**What you will do**
Please write the listing below out again exactly, leaving every picture behind.

Source data
===============

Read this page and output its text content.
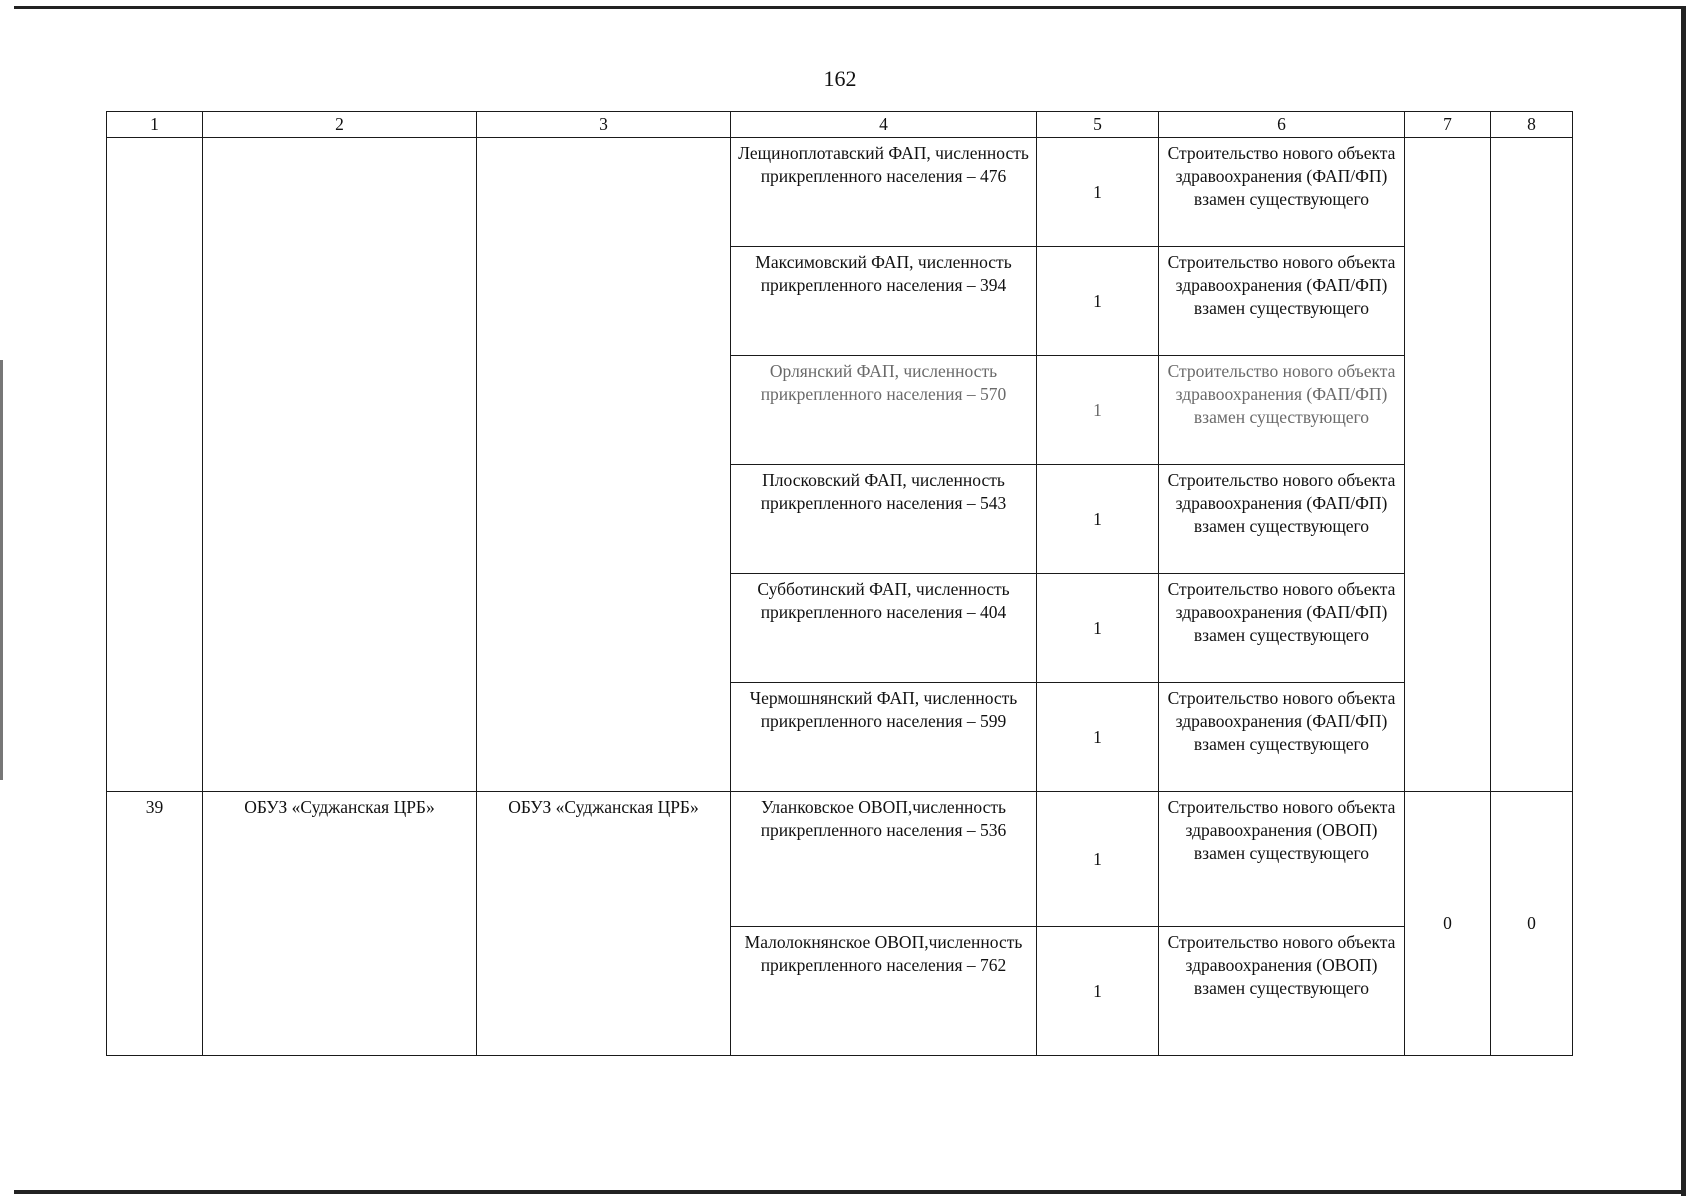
162
1	2	3	4	5	6	7	8
			Лещиноплотавский ФАП, численность прикрепленного населения – 476	1	Строительство нового объекта здравоохранения (ФАП/ФП) взамен существующего		
			Максимовский ФАП, численность прикрепленного населения – 394	1	Строительство нового объекта здравоохранения (ФАП/ФП) взамен существующего		
			Орлянский ФАП, численность прикрепленного населения – 570	1	Строительство нового объекта здравоохранения (ФАП/ФП) взамен существующего		
			Плосковский ФАП, численность прикрепленного населения – 543	1	Строительство нового объекта здравоохранения (ФАП/ФП) взамен существующего		
			Субботинский ФАП, численность прикрепленного населения – 404	1	Строительство нового объекта здравоохранения (ФАП/ФП) взамен существующего		
			Чермошнянский ФАП, численность прикрепленного населения – 599	1	Строительство нового объекта здравоохранения (ФАП/ФП) взамен существующего		
39	ОБУЗ «Суджанская ЦРБ»	ОБУЗ «Суджанская ЦРБ»	Уланковское ОВОП,численность прикрепленного населения – 536	1	Строительство нового объекта здравоохранения (ОВОП) взамен существующего	0	0
			Малолокнянское ОВОП,численность прикрепленного населения – 762	1	Строительство нового объекта здравоохранения (ОВОП) взамен существующего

===============

**Written response**
Read this page and output its text content.
162
1	2	3	4	5	6	7	8
			Лещиноплотавский ФАП, численность прикрепленного населения – 476	1	Строительство нового объекта здравоохранения (ФАП/ФП) взамен существующего		
			Максимовский ФАП, численность прикрепленного населения – 394	1	Строительство нового объекта здравоохранения (ФАП/ФП) взамен существующего		
			Орлянский ФАП, численность прикрепленного населения – 570	1	Строительство нового объекта здравоохранения (ФАП/ФП) взамен существующего		
			Плосковский ФАП, численность прикрепленного населения – 543	1	Строительство нового объекта здравоохранения (ФАП/ФП) взамен существующего		
			Субботинский ФАП, численность прикрепленного населения – 404	1	Строительство нового объекта здравоохранения (ФАП/ФП) взамен существующего		
			Чермошнянский ФАП, численность прикрепленного населения – 599	1	Строительство нового объекта здравоохранения (ФАП/ФП) взамен существующего		
39	ОБУЗ «Суджанская ЦРБ»	ОБУЗ «Суджанская ЦРБ»	Уланковское ОВОП,численность прикрепленного населения – 536	1	Строительство нового объекта здравоохранения (ОВОП) взамен существующего	0	0
			Малолокнянское ОВОП,численность прикрепленного населения – 762	1	Строительство нового объекта здравоохранения (ОВОП) взамен существующего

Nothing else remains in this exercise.